**Given exercise**
Only lines with the word "goods" are needed; collect each of them from the listing below.

**Given entries**
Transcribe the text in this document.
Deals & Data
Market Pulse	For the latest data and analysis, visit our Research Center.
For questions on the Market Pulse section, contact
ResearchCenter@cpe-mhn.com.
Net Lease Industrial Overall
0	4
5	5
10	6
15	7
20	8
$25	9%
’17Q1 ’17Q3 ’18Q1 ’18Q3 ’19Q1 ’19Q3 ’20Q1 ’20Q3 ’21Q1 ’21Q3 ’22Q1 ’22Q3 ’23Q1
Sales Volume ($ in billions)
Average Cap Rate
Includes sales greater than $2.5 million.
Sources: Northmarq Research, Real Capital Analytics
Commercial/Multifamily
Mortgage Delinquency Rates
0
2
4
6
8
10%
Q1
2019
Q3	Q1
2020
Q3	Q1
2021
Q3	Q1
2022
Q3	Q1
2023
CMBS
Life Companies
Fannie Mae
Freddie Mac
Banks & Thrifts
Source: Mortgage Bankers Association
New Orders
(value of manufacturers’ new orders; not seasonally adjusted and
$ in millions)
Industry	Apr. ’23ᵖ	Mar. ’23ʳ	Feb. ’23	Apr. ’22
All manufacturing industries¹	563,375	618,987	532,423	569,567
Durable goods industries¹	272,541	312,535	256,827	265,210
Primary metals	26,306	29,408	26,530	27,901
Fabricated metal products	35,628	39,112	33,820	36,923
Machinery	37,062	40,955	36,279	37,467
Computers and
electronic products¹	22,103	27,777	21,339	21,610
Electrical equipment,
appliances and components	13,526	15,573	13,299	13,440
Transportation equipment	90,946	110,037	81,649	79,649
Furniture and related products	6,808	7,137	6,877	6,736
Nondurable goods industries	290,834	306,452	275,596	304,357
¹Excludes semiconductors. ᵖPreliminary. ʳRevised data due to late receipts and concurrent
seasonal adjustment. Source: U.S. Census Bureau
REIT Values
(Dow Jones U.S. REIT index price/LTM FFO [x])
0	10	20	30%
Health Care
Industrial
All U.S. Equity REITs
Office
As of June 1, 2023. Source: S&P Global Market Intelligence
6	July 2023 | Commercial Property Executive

**Result for this task**
Durable goods industries¹	272,541	312,535	256,827	265,210
Nondurable goods industries	290,834	306,452	275,596	304,357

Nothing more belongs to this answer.